---------- Records for this task
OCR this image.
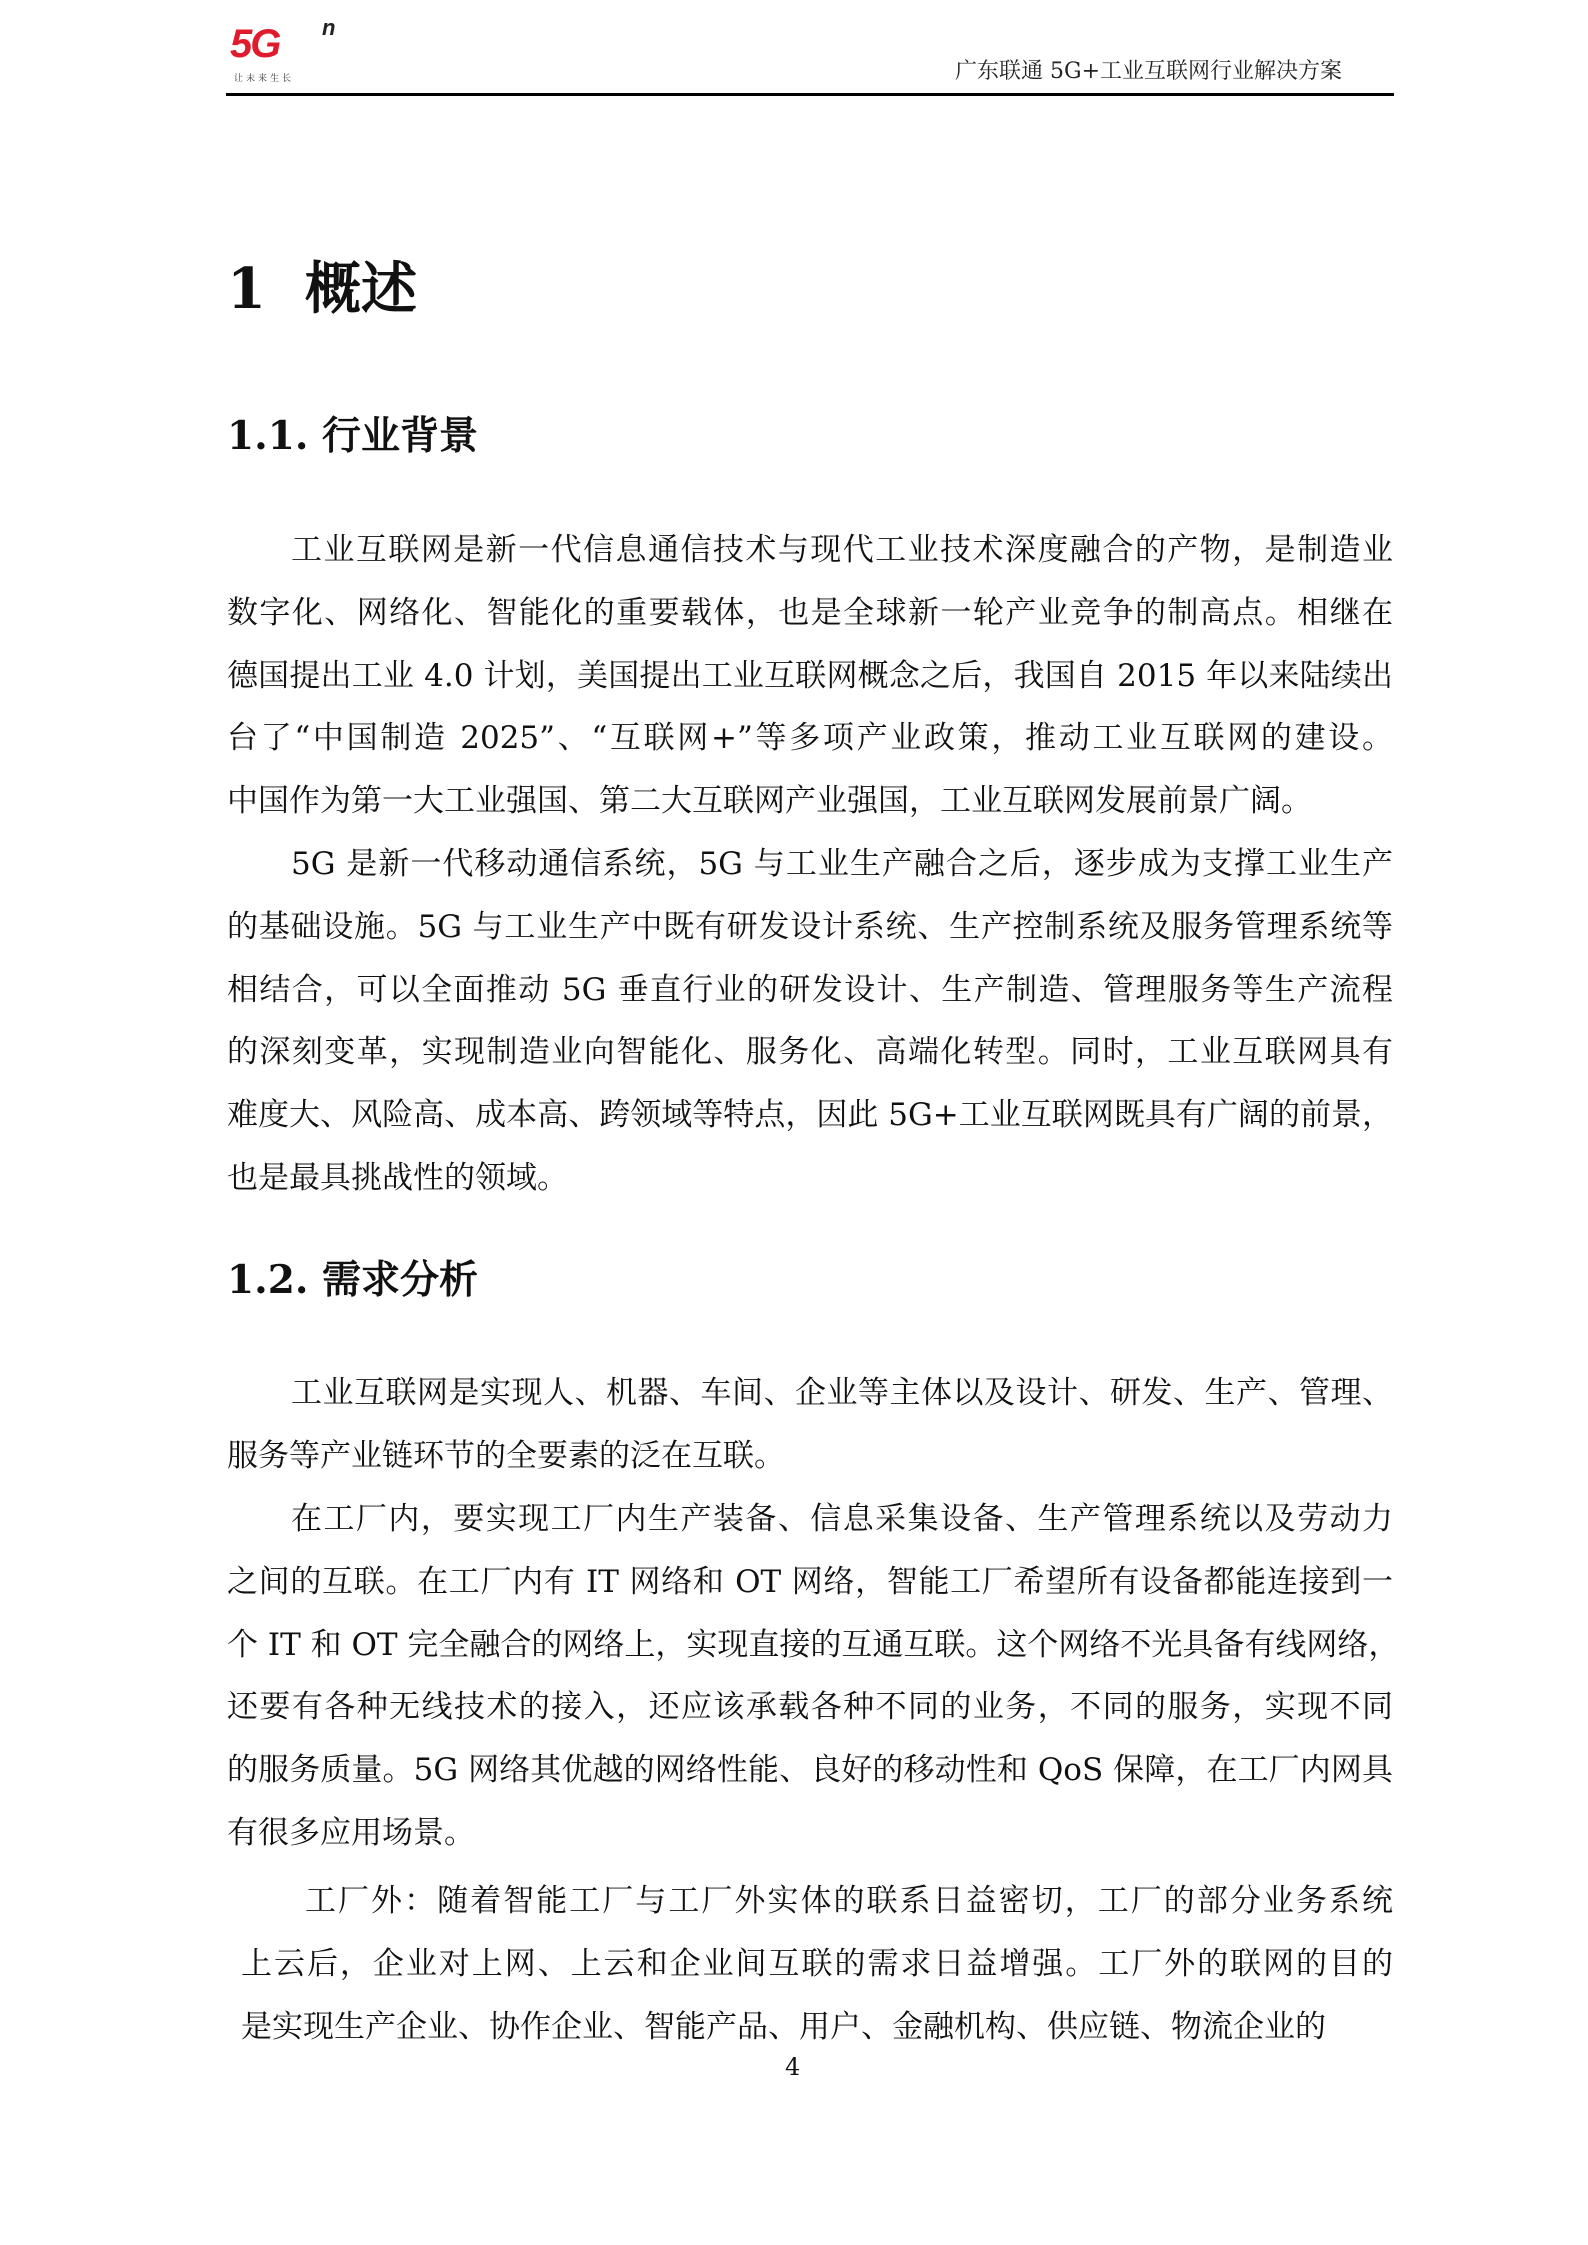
5G n
让未来生长	广东联通 5G+工业互联网行业解决方案
1  概述
1.1. 行业背景
工业互联网是新一代信息通信技术与现代工业技术深度融合的产物，是制造业
数字化、网络化、智能化的重要载体，也是全球新一轮产业竞争的制高点。相继在
德国提出工业 4.0 计划，美国提出工业互联网概念之后，我国自 2015 年以来陆续出
台了“中国制造 2025”、“互联网+”等多项产业政策，推动工业互联网的建设。
中国作为第一大工业强国、第二大互联网产业强国，工业互联网发展前景广阔。
5G 是新一代移动通信系统，5G 与工业生产融合之后，逐步成为支撑工业生产
的基础设施。5G 与工业生产中既有研发设计系统、生产控制系统及服务管理系统等
相结合，可以全面推动 5G 垂直行业的研发设计、生产制造、管理服务等生产流程
的深刻变革，实现制造业向智能化、服务化、高端化转型。同时，工业互联网具有
难度大、风险高、成本高、跨领域等特点，因此 5G+工业互联网既具有广阔的前景，
也是最具挑战性的领域。
1.2. 需求分析
工业互联网是实现人、机器、车间、企业等主体以及设计、研发、生产、管理、
服务等产业链环节的全要素的泛在互联。
在工厂内，要实现工厂内生产装备、信息采集设备、生产管理系统以及劳动力
之间的互联。在工厂内有 IT 网络和 OT 网络，智能工厂希望所有设备都能连接到一
个 IT 和 OT 完全融合的网络上，实现直接的互通互联。这个网络不光具备有线网络，
还要有各种无线技术的接入，还应该承载各种不同的业务，不同的服务，实现不同
的服务质量。5G 网络其优越的网络性能、良好的移动性和 QoS 保障，在工厂内网具
有很多应用场景。
工厂外：随着智能工厂与工厂外实体的联系日益密切，工厂的部分业务系统
上云后，企业对上网、上云和企业间互联的需求日益增强。工厂外的联网的目的
是实现生产企业、协作企业、智能产品、用户、金融机构、供应链、物流企业的
4
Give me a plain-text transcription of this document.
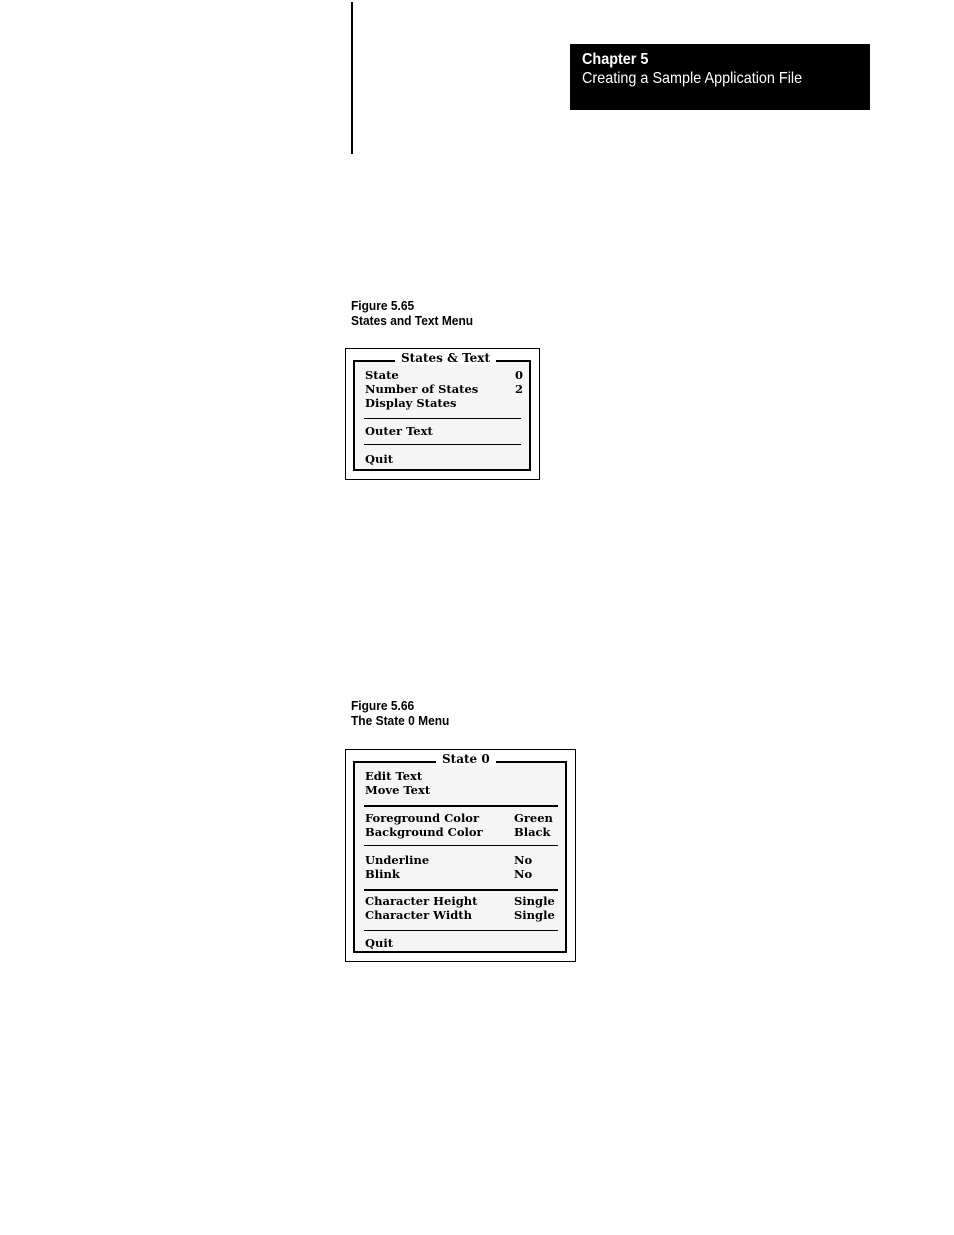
Chapter 5
Creating a Sample Application File
Figure 5.65
States and Text Menu
States & Text
State	0
Number of States	2
Display States
Outer Text
Quit
Figure 5.66
The State 0 Menu
State 0
Edit Text
Move Text
Foreground Color	Green
Background Color	Black
Underline	No
Blink	No
Character Height	Single
Character Width	Single
Quit
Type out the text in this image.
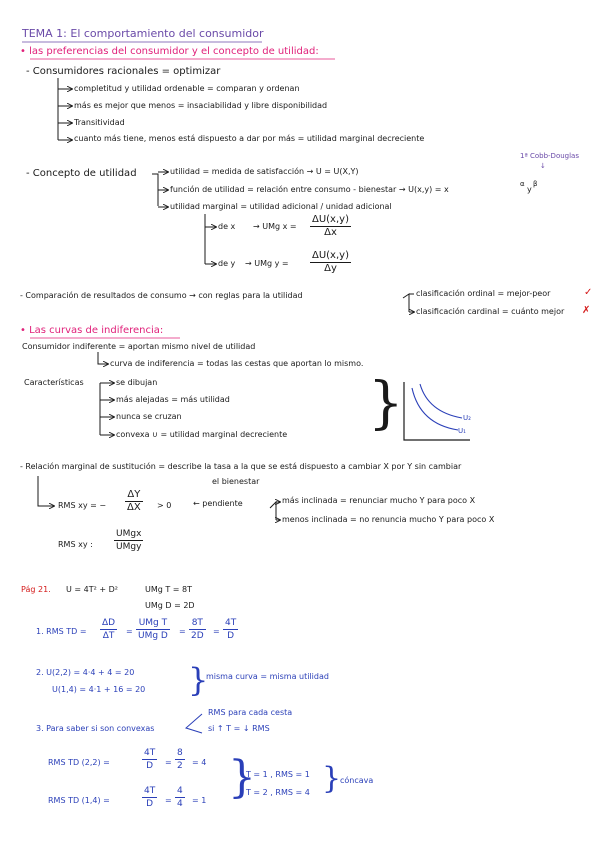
TEMA 1: El comportamiento del consumidor
• las preferencias del consumidor y el concepto de utilidad:
- Consumidores racionales = optimizar
completitud y utilidad ordenable = comparan y ordenan
más es mejor que menos = insaciabilidad y libre disponibilidad
Transitividad
cuanto más tiene, menos está dispuesto a dar por más = utilidad marginal decreciente
1ª Cobb-Douglas
↓
- Concepto de utilidad	utilidad = medida de satisfacción → U = U(X,Y)
función de utilidad = relación entre consumo - bienestar → U(x,y) = x
α
y
β
utilidad marginal = utilidad adicional / unidad adicional
de x → UMg $x = \frac{\Delta U(x,y)}{\Delta x}$
de y → UMg $y = \frac{\Delta U(x,y)}{\Delta y}$
- Comparación de resultados de consumo → con reglas para la utilidad	clasificación ordinal = mejor-peor	✓
clasificación cardinal = cuánto mejor ✗
• Las curvas de indiferencia:
Consumidor indiferente = aportan mismo nivel de utilidad
curva de indiferencia = todas las cestas que aportan lo mismo.
Características	se dibujan
más alejadas = más utilidad
nunca se cruzan
convexa ∪ = utilidad marginal decreciente }	U₂
U₁
- Relación marginal de sustitución = describe la tasa a la que se está dispuesto a cambiar X por Y sin cambiar
el bienestar
RMS xy = − $\frac{\Delta Y}{\Delta X} > 0$	← pendiente	más inclinada = renunciar mucho Y para poco X
menos inclinada = no renuncia mucho Y para poco X
RMS xy :
UMgx
UMgy
Pág 21. U = 4T² + D²	UMg T = 8T
UMg D = 2D
1. RMS TD = $\frac{\Delta D}{\Delta T}$ =
UMg T
UMg $D = \frac{8T}{2D} = \frac{4T}{D}$
2. U(2,2) = 4·4 + 4 = 20
U(1,4) = 4·1 + 16 = 20 }
misma curva = misma utilidad
3. Para saber si son convexas
RMS para cada cesta
si ↑ T = ↓ RMS
RMS TD (2,2) =	$\frac{4T}{D} = \frac{8}{2} = 4$
RMS TD (1,4) =	$\frac{4T}{D} = \frac{4}{4} = 1$ }
T = 1 , RMS = 1
T = 2 , RMS = 4 }
cóncava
--------------------
Transcribe the full listing above exactly, with the images removed.

OCR this image.
5G n
让未来生长	广东联通 5G+工业互联网行业解决方案
1  概述
1.1. 行业背景
工业互联网是新一代信息通信技术与现代工业技术深度融合的产物，是制造业
数字化、网络化、智能化的重要载体，也是全球新一轮产业竞争的制高点。相继在
德国提出工业 4.0 计划，美国提出工业互联网概念之后，我国自 2015 年以来陆续出
台了“中国制造 2025”、“互联网+”等多项产业政策，推动工业互联网的建设。
中国作为第一大工业强国、第二大互联网产业强国，工业互联网发展前景广阔。
5G 是新一代移动通信系统，5G 与工业生产融合之后，逐步成为支撑工业生产
的基础设施。5G 与工业生产中既有研发设计系统、生产控制系统及服务管理系统等
相结合，可以全面推动 5G 垂直行业的研发设计、生产制造、管理服务等生产流程
的深刻变革，实现制造业向智能化、服务化、高端化转型。同时，工业互联网具有
难度大、风险高、成本高、跨领域等特点，因此 5G+工业互联网既具有广阔的前景，
也是最具挑战性的领域。
1.2. 需求分析
工业互联网是实现人、机器、车间、企业等主体以及设计、研发、生产、管理、
服务等产业链环节的全要素的泛在互联。
在工厂内，要实现工厂内生产装备、信息采集设备、生产管理系统以及劳动力
之间的互联。在工厂内有 IT 网络和 OT 网络，智能工厂希望所有设备都能连接到一
个 IT 和 OT 完全融合的网络上，实现直接的互通互联。这个网络不光具备有线网络，
还要有各种无线技术的接入，还应该承载各种不同的业务，不同的服务，实现不同
的服务质量。5G 网络其优越的网络性能、良好的移动性和 QoS 保障，在工厂内网具
有很多应用场景。
工厂外：随着智能工厂与工厂外实体的联系日益密切，工厂的部分业务系统
上云后，企业对上网、上云和企业间互联的需求日益增强。工厂外的联网的目的
是实现生产企业、协作企业、智能产品、用户、金融机构、供应链、物流企业的
4
Give me a plain-text transcription of this document.
Chapter 5
Creating a Sample Application File
Figure 5.65
States and Text Menu
States & Text
State	0
Number of States	2
Display States
Outer Text
Quit
Figure 5.66
The State 0 Menu
State 0
Edit Text
Move Text
Foreground Color	Green
Background Color	Black
Underline	No
Blink	No
Character Height	Single
Character Width	Single
Quit
Type out the text in this image.
TEMA 1: El comportamiento del consumidor
• las preferencias del consumidor y el concepto de utilidad:
- Consumidores racionales = optimizar
completitud y utilidad ordenable = comparan y ordenan
más es mejor que menos = insaciabilidad y libre disponibilidad
Transitividad
cuanto más tiene, menos está dispuesto a dar por más = utilidad marginal decreciente
1ª Cobb-Douglas
↓
- Concepto de utilidad	utilidad = medida de satisfacción → U = U(X,Y)
función de utilidad = relación entre consumo - bienestar → U(x,y) = x
α
y
β
utilidad marginal = utilidad adicional / unidad adicional
de x → UMg $x = \frac{\Delta U(x,y)}{\Delta x}$
de y → UMg $y = \frac{\Delta U(x,y)}{\Delta y}$
- Comparación de resultados de consumo → con reglas para la utilidad	clasificación ordinal = mejor-peor	✓
clasificación cardinal = cuánto mejor ✗
• Las curvas de indiferencia:
Consumidor indiferente = aportan mismo nivel de utilidad
curva de indiferencia = todas las cestas que aportan lo mismo.
Características	se dibujan
más alejadas = más utilidad
nunca se cruzan
convexa ∪ = utilidad marginal decreciente }	U₂
U₁
- Relación marginal de sustitución = describe la tasa a la que se está dispuesto a cambiar X por Y sin cambiar
el bienestar
RMS xy = − $\frac{\Delta Y}{\Delta X} > 0$	← pendiente	más inclinada = renunciar mucho Y para poco X
menos inclinada = no renuncia mucho Y para poco X
RMS xy :
UMgx
UMgy
Pág 21. U = 4T² + D²	UMg T = 8T
UMg D = 2D
1. RMS TD = $\frac{\Delta D}{\Delta T}$ =
UMg T
UMg $D = \frac{8T}{2D} = \frac{4T}{D}$
2. U(2,2) = 4·4 + 4 = 20
U(1,4) = 4·1 + 16 = 20 }
misma curva = misma utilidad
3. Para saber si son convexas
RMS para cada cesta
si ↑ T = ↓ RMS
RMS TD (2,2) =	$\frac{4T}{D} = \frac{8}{2} = 4$
RMS TD (1,4) =	$\frac{4T}{D} = \frac{4}{4} = 1$ }
T = 1 , RMS = 1
T = 2 , RMS = 4 }
cóncava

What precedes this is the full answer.